> Task description
Every line of the data that contains the string "compares" must be copied.
-- begin Records for processing --
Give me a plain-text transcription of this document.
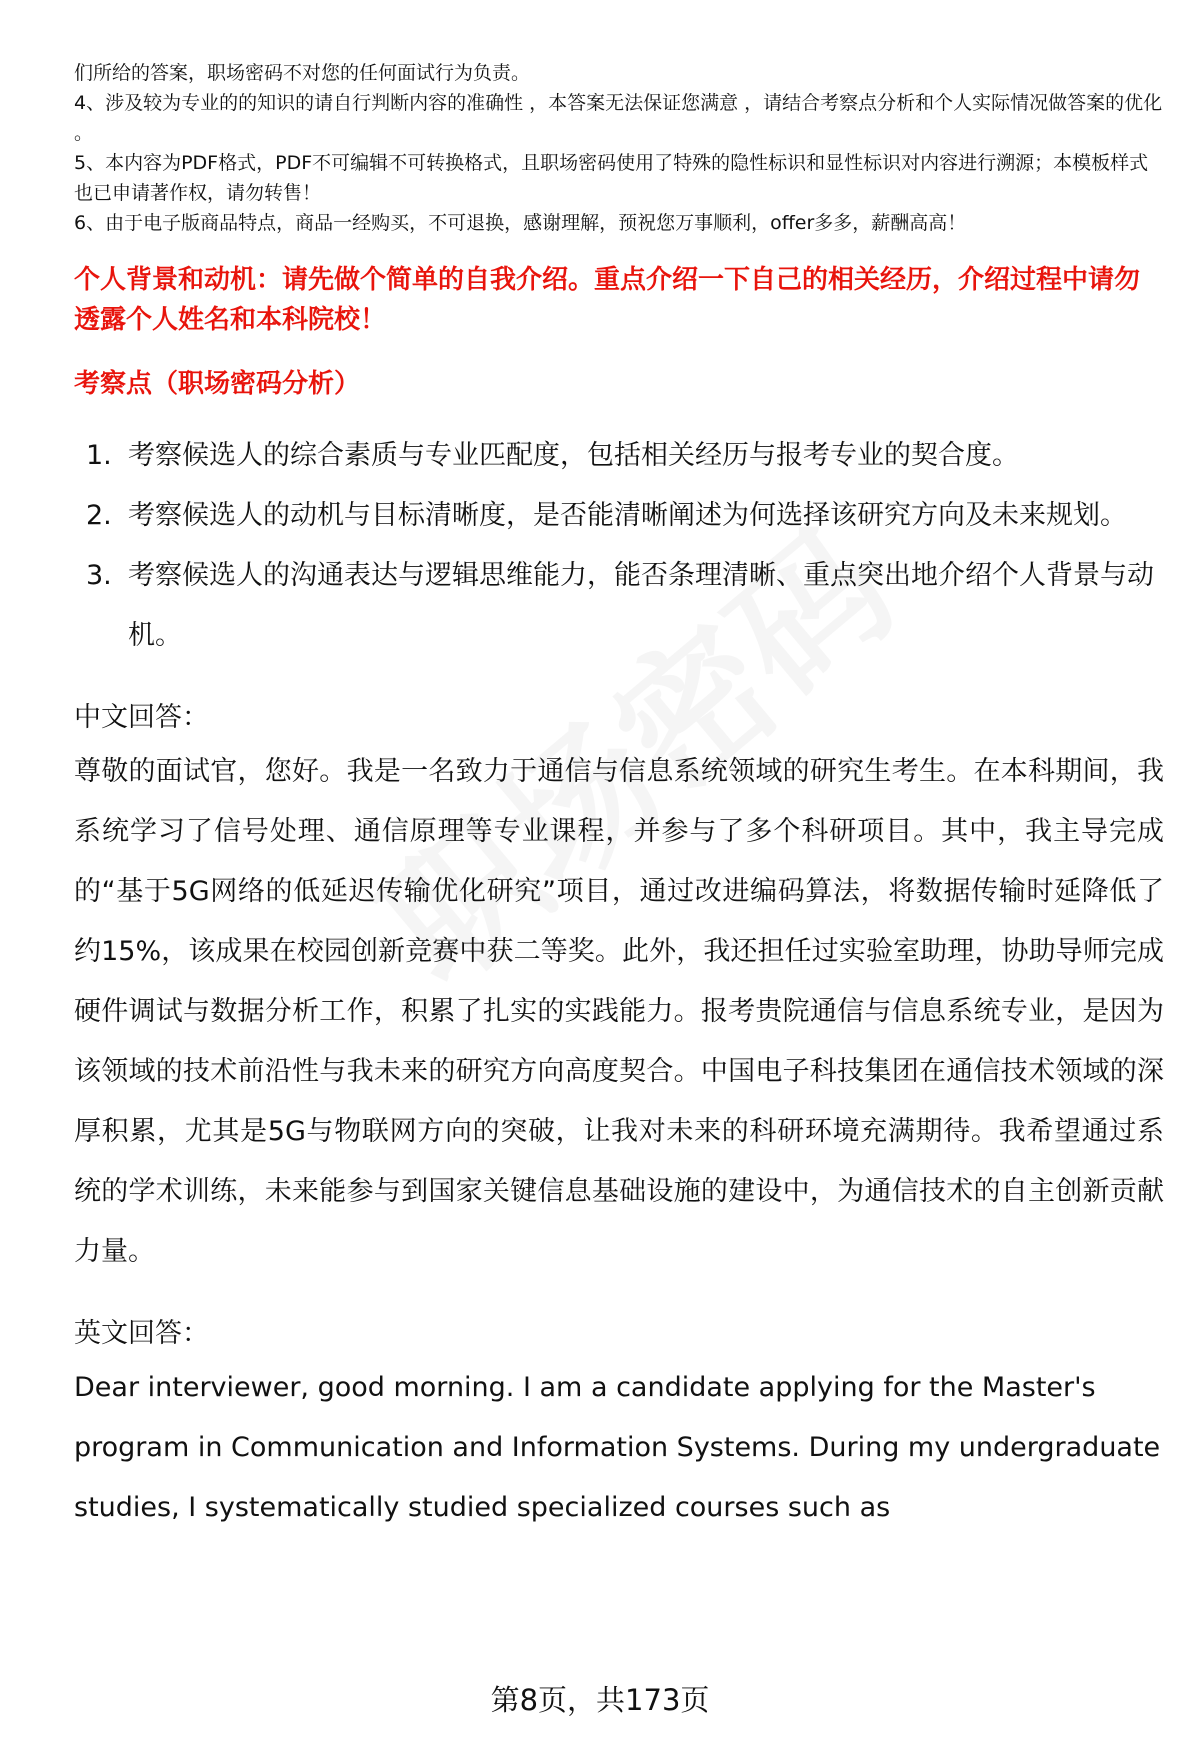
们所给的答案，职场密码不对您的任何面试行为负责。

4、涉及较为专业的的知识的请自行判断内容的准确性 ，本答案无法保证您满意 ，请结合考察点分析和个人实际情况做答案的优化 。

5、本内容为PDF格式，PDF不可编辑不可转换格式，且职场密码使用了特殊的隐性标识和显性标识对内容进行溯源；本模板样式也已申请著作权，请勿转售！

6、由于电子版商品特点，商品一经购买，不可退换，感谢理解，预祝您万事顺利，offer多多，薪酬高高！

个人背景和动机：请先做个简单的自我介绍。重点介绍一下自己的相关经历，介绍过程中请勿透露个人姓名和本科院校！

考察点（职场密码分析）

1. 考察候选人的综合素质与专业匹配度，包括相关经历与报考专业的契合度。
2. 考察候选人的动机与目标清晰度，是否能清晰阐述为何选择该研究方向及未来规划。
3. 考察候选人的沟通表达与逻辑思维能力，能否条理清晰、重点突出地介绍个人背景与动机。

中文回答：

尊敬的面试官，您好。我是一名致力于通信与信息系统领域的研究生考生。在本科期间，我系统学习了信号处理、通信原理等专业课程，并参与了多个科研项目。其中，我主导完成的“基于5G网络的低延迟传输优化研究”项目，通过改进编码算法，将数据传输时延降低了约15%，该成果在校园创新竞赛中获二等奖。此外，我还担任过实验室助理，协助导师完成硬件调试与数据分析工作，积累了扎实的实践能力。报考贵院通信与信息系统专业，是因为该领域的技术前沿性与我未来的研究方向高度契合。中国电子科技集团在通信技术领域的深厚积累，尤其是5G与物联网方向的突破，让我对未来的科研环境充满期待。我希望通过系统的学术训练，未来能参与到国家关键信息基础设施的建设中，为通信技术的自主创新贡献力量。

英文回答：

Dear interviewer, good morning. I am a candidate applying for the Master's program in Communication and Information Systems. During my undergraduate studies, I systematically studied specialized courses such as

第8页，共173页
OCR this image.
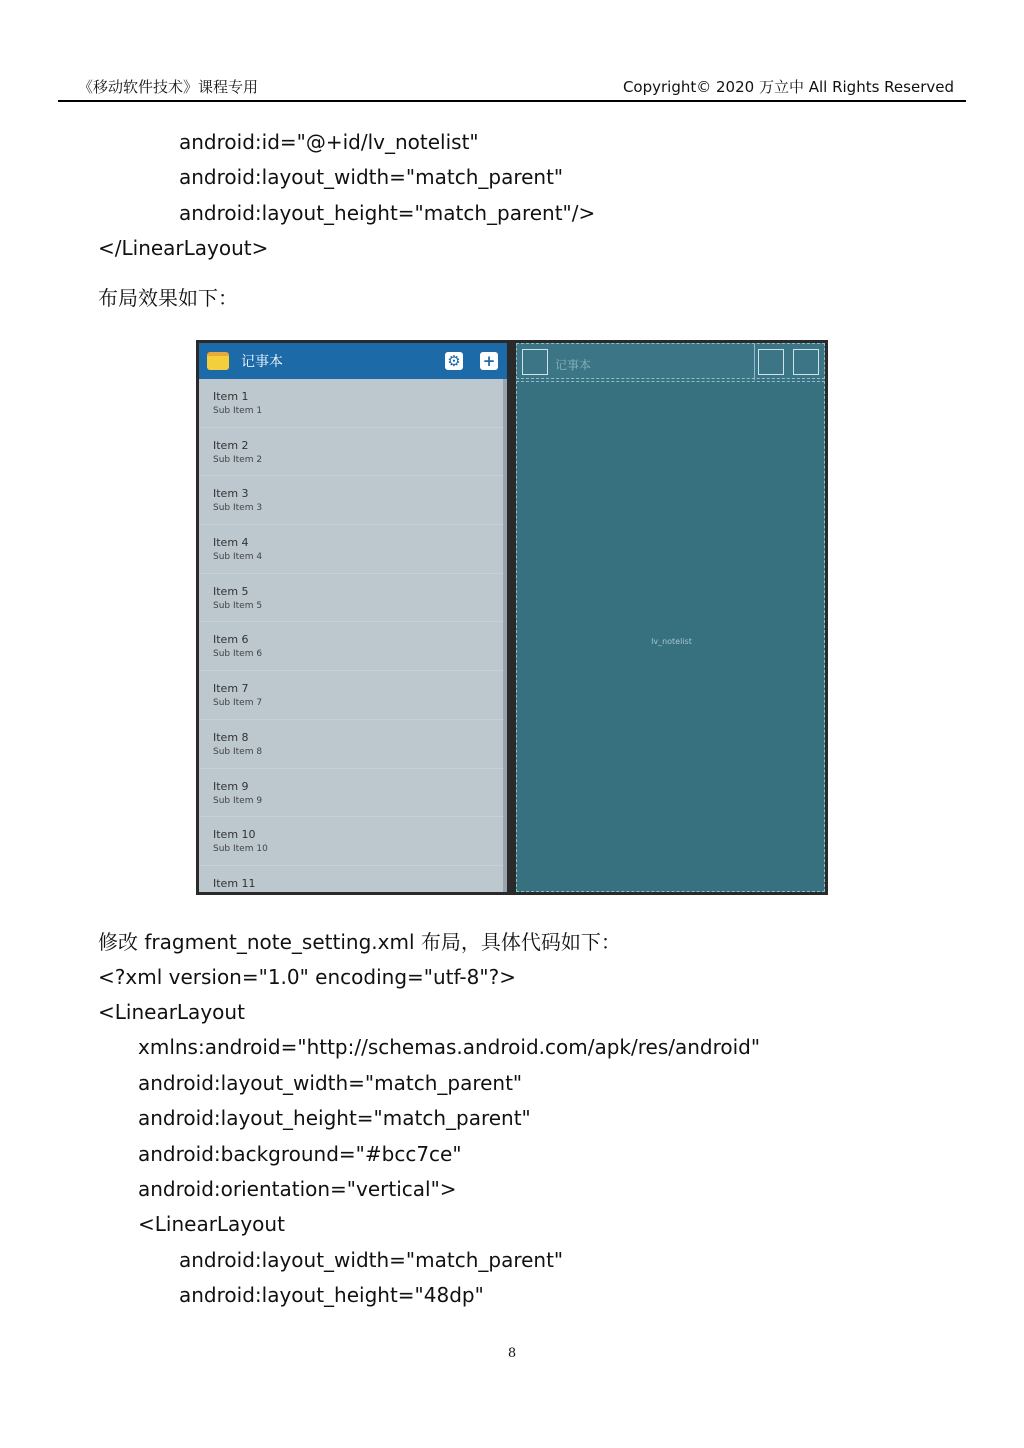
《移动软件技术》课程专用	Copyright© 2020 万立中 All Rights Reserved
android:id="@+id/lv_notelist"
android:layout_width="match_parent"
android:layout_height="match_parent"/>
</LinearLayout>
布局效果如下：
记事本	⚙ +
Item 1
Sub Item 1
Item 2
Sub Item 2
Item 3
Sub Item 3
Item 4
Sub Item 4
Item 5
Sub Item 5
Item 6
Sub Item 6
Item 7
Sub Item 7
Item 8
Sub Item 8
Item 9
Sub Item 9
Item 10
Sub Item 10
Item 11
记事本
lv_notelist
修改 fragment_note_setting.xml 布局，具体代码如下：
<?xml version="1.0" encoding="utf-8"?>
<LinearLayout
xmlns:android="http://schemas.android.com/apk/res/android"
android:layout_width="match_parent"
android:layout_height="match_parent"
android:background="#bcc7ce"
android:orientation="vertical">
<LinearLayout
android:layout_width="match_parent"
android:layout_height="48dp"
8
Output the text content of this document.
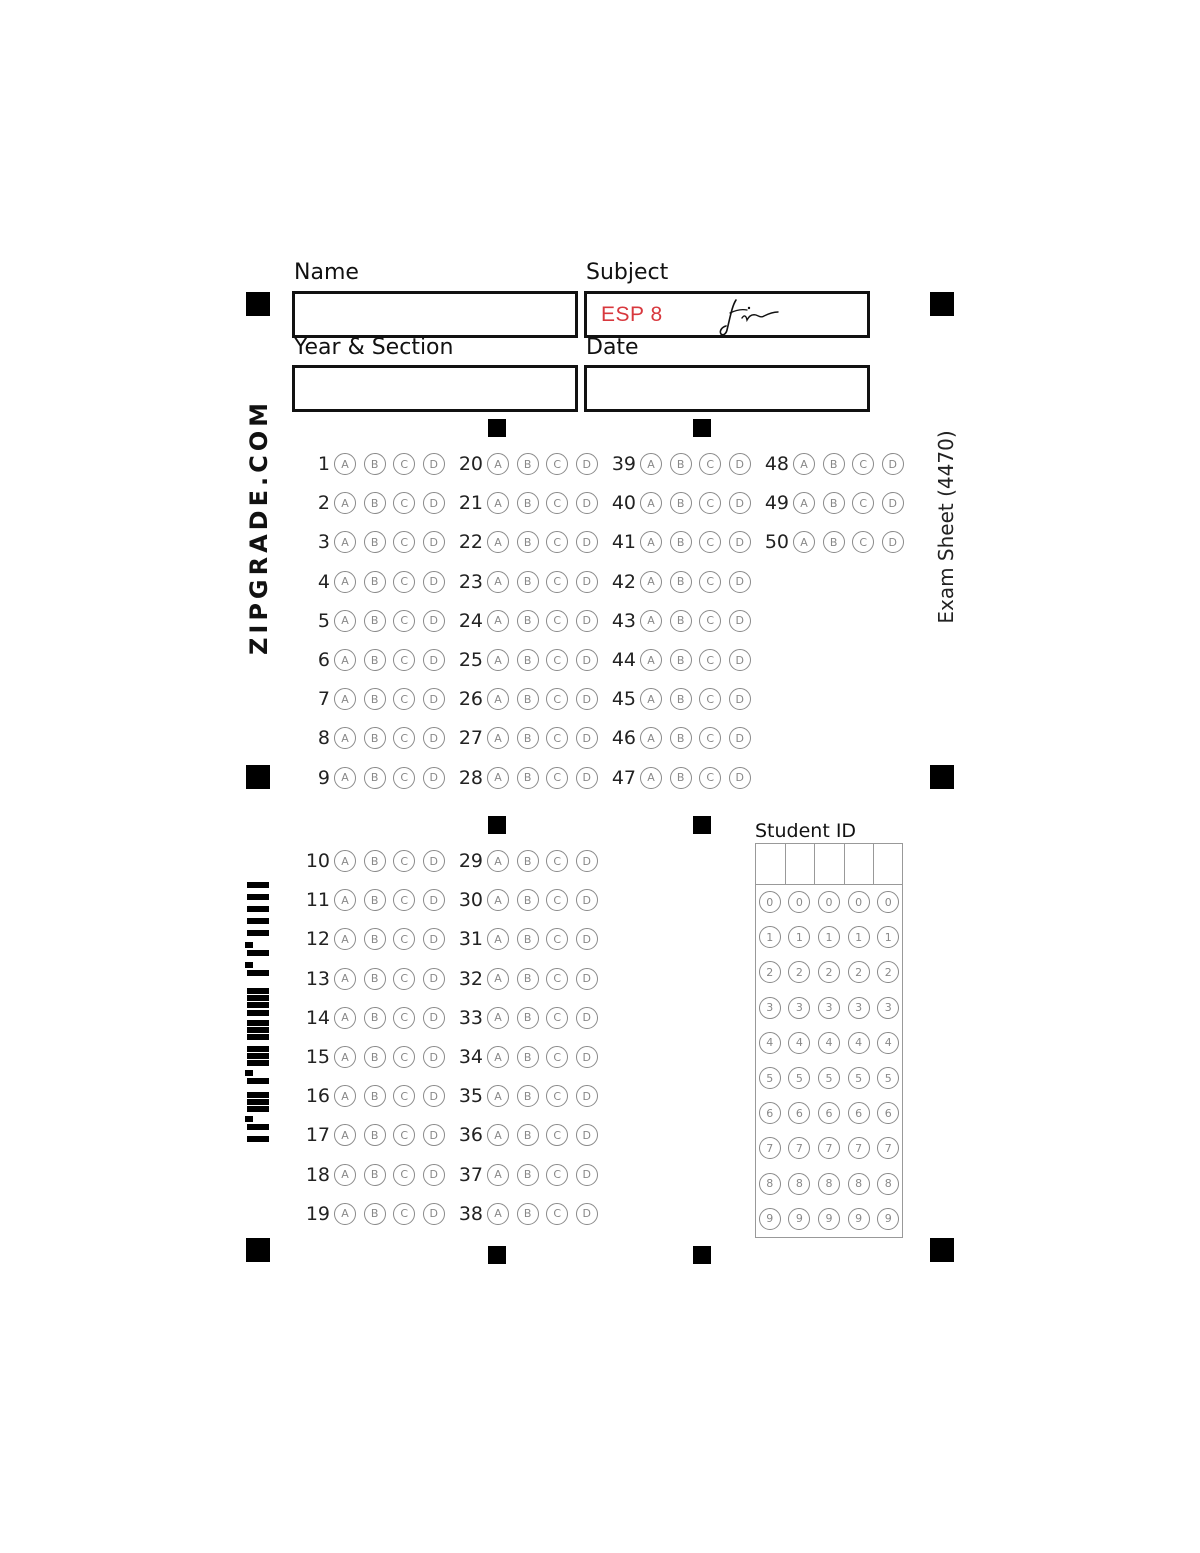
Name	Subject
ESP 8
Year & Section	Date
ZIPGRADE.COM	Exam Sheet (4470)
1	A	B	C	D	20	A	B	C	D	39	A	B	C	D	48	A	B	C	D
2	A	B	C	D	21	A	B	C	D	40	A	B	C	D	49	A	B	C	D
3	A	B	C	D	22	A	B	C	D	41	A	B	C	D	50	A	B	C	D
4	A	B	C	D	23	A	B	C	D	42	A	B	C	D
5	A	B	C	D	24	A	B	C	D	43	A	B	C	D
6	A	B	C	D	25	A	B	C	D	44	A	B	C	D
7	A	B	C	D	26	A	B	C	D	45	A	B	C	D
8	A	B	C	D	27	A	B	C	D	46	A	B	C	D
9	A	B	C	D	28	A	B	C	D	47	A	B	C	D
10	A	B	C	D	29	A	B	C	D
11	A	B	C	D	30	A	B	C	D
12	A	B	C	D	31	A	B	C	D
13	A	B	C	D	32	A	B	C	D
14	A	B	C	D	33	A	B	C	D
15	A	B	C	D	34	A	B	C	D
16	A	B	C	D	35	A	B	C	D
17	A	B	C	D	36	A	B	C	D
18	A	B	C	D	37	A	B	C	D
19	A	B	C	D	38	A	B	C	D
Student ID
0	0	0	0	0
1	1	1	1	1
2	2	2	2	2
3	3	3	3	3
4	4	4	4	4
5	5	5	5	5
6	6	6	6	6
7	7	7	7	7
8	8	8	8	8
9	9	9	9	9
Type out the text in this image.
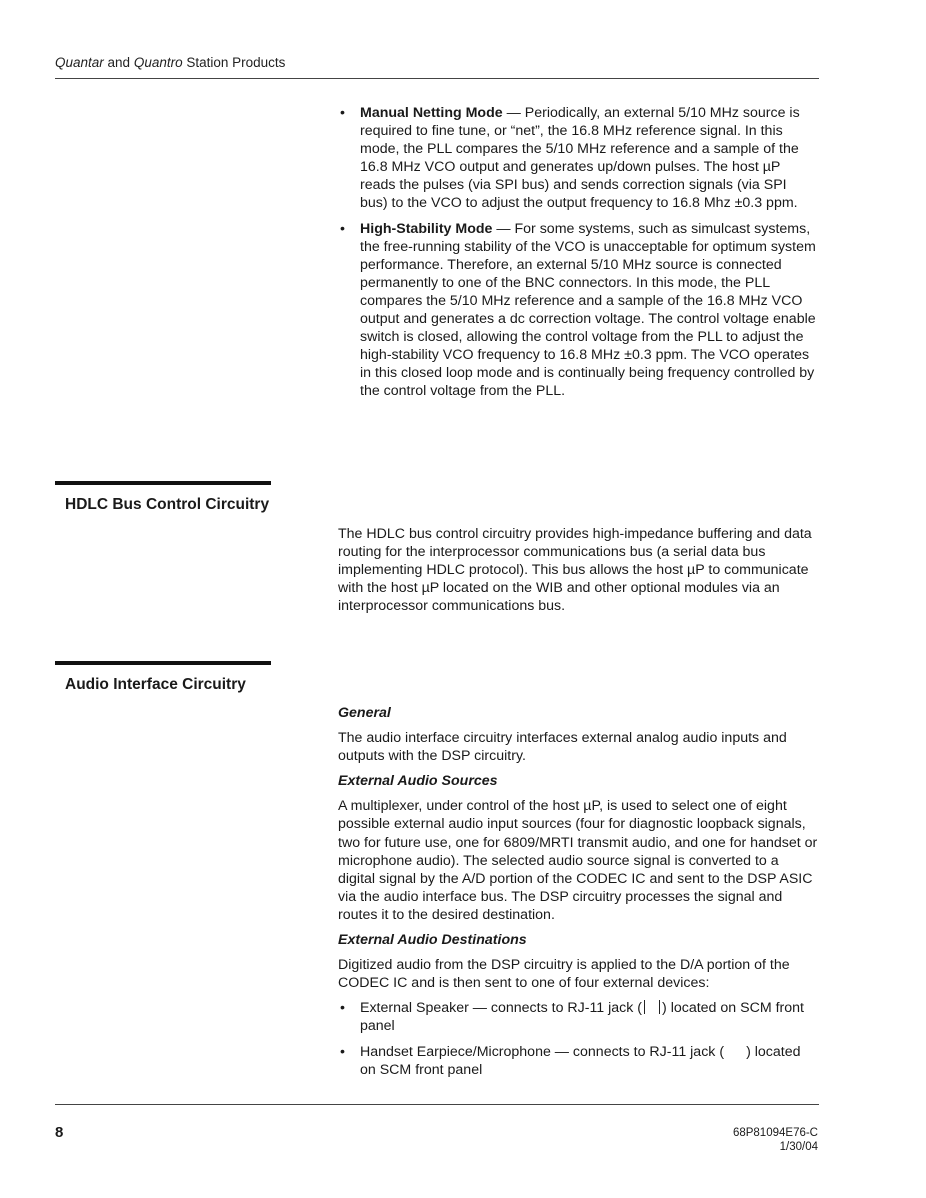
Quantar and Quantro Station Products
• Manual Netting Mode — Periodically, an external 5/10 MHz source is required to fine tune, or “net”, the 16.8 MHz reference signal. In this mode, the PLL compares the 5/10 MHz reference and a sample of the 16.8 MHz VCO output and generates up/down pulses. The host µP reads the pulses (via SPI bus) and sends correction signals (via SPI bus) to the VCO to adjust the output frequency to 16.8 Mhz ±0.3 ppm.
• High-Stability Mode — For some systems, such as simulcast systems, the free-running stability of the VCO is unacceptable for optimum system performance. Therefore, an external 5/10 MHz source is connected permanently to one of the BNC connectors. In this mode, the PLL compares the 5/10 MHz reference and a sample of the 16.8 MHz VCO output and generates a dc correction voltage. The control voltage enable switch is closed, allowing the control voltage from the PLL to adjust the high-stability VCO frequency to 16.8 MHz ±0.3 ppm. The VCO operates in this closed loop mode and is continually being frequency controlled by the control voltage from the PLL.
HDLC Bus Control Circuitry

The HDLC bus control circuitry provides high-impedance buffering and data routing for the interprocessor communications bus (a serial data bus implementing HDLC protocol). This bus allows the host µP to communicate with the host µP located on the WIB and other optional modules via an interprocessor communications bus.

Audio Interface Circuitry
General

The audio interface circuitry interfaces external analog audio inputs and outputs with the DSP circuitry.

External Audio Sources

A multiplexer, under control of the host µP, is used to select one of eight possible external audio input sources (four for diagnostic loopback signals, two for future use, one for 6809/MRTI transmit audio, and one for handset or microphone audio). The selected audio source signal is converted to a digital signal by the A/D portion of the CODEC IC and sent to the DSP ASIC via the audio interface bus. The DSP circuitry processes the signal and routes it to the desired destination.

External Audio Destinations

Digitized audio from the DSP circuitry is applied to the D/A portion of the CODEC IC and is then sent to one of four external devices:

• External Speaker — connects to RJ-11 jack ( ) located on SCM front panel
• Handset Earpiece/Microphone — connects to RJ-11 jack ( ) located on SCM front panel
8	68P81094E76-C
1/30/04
-- end Records for processing --
> The solution
• Manual Netting Mode — Periodically, an external 5/10 MHz source is required to fine tune, or “net”, the 16.8 MHz reference signal. In this mode, the PLL compares the 5/10 MHz reference and a sample of the 16.8 MHz VCO output and generates up/down pulses. The host µP reads the pulses (via SPI bus) and sends correction signals (via SPI bus) to the VCO to adjust the output frequency to 16.8 Mhz ±0.3 ppm.
• High-Stability Mode — For some systems, such as simulcast systems, the free-running stability of the VCO is unacceptable for optimum system performance. Therefore, an external 5/10 MHz source is connected permanently to one of the BNC connectors. In this mode, the PLL compares the 5/10 MHz reference and a sample of the 16.8 MHz VCO output and generates a dc correction voltage. The control voltage enable switch is closed, allowing the control voltage from the PLL to adjust the high-stability VCO frequency to 16.8 MHz ±0.3 ppm. The VCO operates in this closed loop mode and is continually being frequency controlled by the control voltage from the PLL.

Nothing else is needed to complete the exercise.